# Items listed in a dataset
▬▬▬▬▬▬▬▬▬▬

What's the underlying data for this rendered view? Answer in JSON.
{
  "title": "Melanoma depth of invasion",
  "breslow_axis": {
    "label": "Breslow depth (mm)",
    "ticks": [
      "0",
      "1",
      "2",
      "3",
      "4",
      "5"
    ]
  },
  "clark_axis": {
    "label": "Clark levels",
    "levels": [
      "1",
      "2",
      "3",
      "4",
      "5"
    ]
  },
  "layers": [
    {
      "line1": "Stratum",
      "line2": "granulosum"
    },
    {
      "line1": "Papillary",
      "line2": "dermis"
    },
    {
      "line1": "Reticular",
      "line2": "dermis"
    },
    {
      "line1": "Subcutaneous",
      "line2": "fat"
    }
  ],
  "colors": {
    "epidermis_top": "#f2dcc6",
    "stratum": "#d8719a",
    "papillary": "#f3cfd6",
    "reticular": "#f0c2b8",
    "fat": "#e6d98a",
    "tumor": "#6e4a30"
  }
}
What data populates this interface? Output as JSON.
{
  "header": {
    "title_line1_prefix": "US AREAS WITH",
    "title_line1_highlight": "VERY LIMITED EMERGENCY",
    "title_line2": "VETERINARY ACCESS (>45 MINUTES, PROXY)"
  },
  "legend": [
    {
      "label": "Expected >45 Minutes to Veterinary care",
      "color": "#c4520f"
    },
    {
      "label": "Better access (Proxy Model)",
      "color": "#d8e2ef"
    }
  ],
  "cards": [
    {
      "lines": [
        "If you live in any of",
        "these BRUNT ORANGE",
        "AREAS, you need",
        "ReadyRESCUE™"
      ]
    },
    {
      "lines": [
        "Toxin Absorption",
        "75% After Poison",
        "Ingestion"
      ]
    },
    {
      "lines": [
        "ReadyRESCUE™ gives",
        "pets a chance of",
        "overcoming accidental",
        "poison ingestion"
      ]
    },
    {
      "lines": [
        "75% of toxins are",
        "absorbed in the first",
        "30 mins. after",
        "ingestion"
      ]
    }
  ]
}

▬▬▬▬▬▬▬▬▬▬

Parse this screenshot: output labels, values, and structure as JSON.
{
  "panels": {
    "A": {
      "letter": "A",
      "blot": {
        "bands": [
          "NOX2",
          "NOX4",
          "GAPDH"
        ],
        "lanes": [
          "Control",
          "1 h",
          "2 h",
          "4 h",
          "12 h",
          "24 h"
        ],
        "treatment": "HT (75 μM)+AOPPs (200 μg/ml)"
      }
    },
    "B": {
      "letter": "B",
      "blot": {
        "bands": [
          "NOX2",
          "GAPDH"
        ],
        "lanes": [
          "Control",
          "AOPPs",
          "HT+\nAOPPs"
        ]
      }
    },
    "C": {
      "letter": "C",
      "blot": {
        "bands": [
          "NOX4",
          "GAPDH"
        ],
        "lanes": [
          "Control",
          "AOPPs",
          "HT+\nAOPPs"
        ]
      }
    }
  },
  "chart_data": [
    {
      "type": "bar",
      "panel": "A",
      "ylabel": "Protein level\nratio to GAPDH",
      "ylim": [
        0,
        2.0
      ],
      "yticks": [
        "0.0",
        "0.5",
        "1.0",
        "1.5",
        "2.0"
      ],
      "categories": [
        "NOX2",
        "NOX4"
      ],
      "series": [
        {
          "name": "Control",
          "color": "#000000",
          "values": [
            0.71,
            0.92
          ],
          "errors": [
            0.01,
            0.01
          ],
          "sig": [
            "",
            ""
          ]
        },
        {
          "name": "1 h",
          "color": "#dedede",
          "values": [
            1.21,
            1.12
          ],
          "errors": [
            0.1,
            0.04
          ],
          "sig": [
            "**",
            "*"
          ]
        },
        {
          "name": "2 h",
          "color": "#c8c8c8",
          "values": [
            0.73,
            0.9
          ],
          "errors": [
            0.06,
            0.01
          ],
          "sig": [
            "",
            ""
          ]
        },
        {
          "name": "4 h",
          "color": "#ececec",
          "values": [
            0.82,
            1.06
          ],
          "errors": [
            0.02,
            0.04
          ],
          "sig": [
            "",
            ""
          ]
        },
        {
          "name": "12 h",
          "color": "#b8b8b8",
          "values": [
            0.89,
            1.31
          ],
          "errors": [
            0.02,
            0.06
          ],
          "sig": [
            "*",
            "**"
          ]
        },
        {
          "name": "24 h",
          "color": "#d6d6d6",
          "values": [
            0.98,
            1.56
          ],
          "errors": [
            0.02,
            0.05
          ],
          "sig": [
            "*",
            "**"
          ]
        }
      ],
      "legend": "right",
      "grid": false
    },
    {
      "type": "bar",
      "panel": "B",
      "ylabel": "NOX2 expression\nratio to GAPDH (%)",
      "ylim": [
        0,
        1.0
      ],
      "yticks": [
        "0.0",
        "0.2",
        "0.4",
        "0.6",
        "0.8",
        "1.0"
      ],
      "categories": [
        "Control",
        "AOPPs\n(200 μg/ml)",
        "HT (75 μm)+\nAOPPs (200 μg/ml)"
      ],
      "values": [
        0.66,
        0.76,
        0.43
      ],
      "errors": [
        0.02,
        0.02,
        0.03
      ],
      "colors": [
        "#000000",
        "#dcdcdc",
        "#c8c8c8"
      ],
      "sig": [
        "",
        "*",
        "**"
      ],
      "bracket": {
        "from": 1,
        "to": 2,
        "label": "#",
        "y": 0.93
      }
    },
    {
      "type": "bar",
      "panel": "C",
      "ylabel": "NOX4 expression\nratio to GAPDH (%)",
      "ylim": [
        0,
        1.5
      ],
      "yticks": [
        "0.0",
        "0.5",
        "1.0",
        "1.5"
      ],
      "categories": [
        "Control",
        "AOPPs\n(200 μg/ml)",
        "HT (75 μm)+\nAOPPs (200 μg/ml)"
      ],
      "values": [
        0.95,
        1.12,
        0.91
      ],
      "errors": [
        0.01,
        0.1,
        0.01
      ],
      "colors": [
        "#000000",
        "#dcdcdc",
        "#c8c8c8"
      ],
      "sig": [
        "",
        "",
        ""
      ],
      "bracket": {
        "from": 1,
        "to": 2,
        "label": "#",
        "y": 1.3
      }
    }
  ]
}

▬▬▬▬▬▬▬▬▬▬

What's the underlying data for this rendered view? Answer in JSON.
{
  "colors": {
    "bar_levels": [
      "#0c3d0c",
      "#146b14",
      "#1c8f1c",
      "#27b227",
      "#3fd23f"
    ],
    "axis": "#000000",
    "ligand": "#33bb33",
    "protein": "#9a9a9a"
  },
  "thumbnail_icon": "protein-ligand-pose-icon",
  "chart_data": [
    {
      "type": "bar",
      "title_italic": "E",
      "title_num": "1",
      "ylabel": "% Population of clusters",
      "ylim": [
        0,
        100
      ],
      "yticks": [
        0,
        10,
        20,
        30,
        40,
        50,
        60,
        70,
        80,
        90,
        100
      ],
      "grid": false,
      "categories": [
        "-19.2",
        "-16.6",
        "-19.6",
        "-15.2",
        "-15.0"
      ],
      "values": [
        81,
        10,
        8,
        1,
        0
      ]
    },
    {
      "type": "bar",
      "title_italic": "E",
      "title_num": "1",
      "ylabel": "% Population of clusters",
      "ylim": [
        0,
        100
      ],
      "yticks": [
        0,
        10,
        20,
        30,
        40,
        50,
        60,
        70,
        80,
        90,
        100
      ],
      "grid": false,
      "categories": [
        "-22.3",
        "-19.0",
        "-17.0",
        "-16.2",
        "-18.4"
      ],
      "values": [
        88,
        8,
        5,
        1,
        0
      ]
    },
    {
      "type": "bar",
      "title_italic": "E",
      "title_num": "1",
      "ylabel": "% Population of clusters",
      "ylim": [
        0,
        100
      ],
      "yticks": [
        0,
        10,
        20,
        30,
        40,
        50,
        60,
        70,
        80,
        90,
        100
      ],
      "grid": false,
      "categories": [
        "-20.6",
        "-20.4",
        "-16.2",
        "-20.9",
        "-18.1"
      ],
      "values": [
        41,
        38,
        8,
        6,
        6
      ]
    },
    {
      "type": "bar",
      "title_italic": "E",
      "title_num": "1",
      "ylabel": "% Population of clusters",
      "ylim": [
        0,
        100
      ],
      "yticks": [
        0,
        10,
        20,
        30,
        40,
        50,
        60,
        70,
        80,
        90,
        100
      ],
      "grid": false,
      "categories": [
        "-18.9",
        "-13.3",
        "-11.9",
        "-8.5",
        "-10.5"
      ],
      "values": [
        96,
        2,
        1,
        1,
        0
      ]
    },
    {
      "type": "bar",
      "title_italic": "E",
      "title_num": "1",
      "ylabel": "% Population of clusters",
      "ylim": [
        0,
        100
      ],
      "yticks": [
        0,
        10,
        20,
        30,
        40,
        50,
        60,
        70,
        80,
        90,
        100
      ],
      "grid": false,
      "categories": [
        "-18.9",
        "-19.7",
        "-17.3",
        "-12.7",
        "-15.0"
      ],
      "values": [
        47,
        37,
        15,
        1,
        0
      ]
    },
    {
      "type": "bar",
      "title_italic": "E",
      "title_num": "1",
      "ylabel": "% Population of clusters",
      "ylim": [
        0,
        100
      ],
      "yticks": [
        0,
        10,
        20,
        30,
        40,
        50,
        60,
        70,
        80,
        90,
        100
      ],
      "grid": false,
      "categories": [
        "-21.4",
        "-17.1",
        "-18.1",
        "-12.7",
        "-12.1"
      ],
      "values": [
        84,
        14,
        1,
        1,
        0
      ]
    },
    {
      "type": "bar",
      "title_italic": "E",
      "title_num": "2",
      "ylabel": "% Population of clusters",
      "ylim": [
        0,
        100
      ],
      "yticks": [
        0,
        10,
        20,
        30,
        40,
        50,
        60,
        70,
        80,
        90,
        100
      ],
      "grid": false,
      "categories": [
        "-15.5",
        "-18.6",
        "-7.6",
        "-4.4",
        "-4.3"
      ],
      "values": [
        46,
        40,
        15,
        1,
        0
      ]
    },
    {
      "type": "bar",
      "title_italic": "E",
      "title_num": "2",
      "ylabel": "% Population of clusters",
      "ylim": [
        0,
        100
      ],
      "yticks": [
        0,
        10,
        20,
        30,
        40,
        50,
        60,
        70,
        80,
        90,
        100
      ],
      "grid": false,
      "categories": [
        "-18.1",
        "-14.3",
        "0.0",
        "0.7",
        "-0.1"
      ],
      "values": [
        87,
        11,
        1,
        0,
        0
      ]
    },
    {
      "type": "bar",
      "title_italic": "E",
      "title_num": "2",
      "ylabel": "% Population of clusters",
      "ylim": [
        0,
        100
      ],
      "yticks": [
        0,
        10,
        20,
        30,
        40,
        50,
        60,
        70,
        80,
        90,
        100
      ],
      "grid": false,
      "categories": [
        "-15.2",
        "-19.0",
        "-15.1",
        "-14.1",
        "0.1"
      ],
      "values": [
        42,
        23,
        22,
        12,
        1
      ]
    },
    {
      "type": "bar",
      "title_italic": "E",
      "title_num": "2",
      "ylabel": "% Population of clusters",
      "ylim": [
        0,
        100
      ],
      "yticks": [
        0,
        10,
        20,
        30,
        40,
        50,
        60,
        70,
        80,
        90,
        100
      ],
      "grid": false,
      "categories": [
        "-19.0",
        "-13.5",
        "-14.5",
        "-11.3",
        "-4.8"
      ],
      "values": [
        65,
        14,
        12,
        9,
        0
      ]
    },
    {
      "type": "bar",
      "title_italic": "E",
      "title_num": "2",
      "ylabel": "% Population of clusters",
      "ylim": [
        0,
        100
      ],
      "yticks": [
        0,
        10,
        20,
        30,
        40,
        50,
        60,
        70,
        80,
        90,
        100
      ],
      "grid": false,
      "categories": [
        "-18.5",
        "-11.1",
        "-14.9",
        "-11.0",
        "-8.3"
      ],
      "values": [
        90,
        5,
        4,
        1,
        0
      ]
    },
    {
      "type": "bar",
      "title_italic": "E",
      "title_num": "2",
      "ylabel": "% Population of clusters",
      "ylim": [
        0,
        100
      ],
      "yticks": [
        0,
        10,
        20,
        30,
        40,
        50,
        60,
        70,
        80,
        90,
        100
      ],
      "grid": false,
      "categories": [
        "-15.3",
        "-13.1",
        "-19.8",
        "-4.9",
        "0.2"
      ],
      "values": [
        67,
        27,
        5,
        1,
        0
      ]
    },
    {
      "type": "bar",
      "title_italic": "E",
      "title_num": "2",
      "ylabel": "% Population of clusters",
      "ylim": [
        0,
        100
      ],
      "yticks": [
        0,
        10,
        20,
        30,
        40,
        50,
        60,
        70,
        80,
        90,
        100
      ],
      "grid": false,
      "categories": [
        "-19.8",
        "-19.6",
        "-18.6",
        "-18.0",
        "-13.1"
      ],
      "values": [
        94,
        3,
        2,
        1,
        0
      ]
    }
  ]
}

▬▬▬▬▬▬▬▬▬▬

All lines holding the word "this" must be copied from the data.

What's the underlying data for this rendered view? Answer in JSON.
What data populates this interface? Output as JSON.
Parse this screenshot: output labels, values, and structure as JSON.
What's the underlying data for this rendered view? Answer in JSON.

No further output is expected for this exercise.